▸ The request:
Determine how many lines of this material contain "label". Give only the number.

▸ Supplied material:
---+---

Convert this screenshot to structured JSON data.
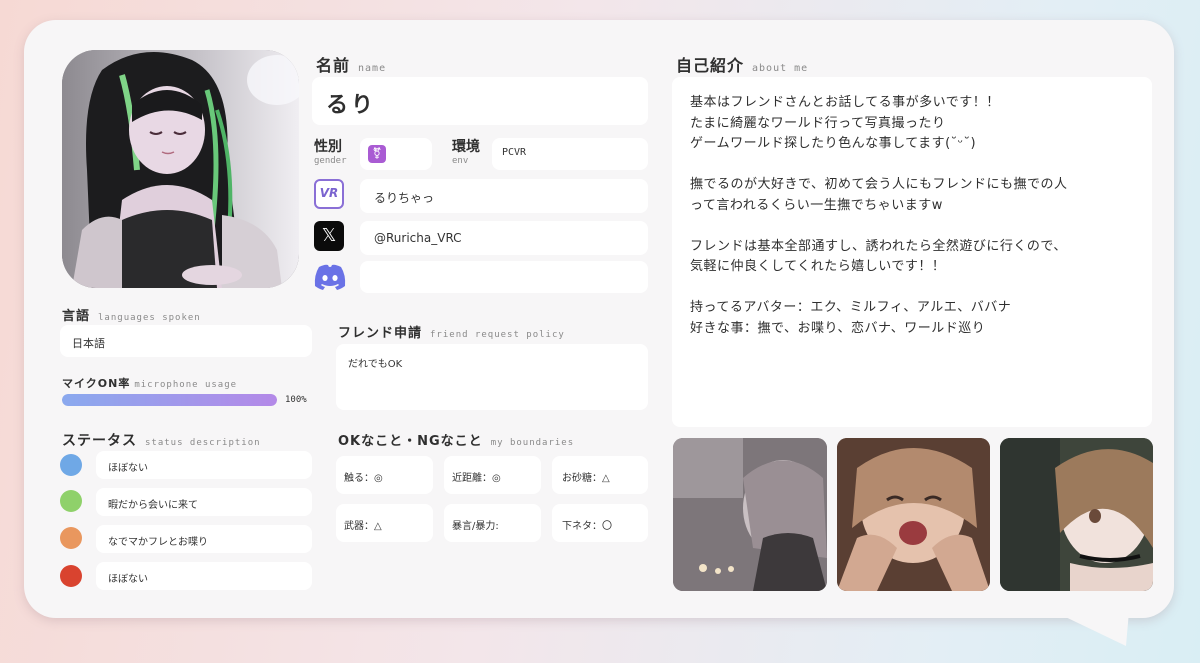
{
  "name": {
    "label": "名前",
    "sub": "name",
    "value": "るり"
  },
  "gender": {
    "label": "性別",
    "sub": "gender",
    "value": "⚧"
  },
  "env": {
    "label": "環境",
    "sub": "env",
    "value": "PCVR"
  },
  "social": {
    "vrchat_icon": "VR",
    "vrchat": "るりちゃっ",
    "x_icon": "𝕏",
    "x": "@Ruricha_VRC",
    "discord": ""
  },
  "languages": {
    "label": "言語",
    "sub": "languages spoken",
    "value": "日本語"
  },
  "mic": {
    "label": "マイクON率",
    "sub": "microphone usage",
    "value": "100%",
    "level": 1.0
  },
  "status": {
    "label": "ステータス",
    "sub": "status description",
    "items": [
      {
        "color": "#6fa8e6",
        "text": "ほぼない"
      },
      {
        "color": "#8fd16a",
        "text": "暇だから会いに来て"
      },
      {
        "color": "#e9975e",
        "text": "なでマかフレとお喋り"
      },
      {
        "color": "#d9432f",
        "text": "ほぼない"
      }
    ]
  },
  "friend_request": {
    "label": "フレンド申請",
    "sub": "friend request policy",
    "value": "だれでもOK"
  },
  "boundaries": {
    "label": "OKなこと・NGなこと",
    "sub": "my boundaries",
    "items": [
      "触る：◎",
      "近距離：◎",
      "お砂糖：△",
      "武器：△",
      "暴言/暴力:",
      "下ネタ：〇"
    ]
  },
  "about": {
    "label": "自己紹介",
    "sub": "about me",
    "lines": [
      "基本はフレンドさんとお話してる事が多いです！！",
      "たまに綺麗なワールド行って写真撮ったり",
      "ゲームワールド探したり色んな事してます(˘ᵕ˘)",
      "",
      "撫でるのが大好きで、初めて会う人にもフレンドにも撫での人",
      "って言われるくらい一生撫でちゃいますw",
      "",
      "フレンドは基本全部通すし、誘われたら全然遊びに行くので、",
      "気軽に仲良くしてくれたら嬉しいです！！",
      "",
      "持ってるアバター：エク、ミルフィ、アルエ、ババナ",
      "好きな事：撫で、お喋り、恋バナ、ワールド巡り"
    ]
  },
  "colors": {
    "mic_bar_start": "#8aa9ee",
    "mic_bar_end": "#b489e8",
    "gender_badge": "#a95bd3",
    "discord": "#6a72e6"
  }
}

---+---

▸ Expected answer:
9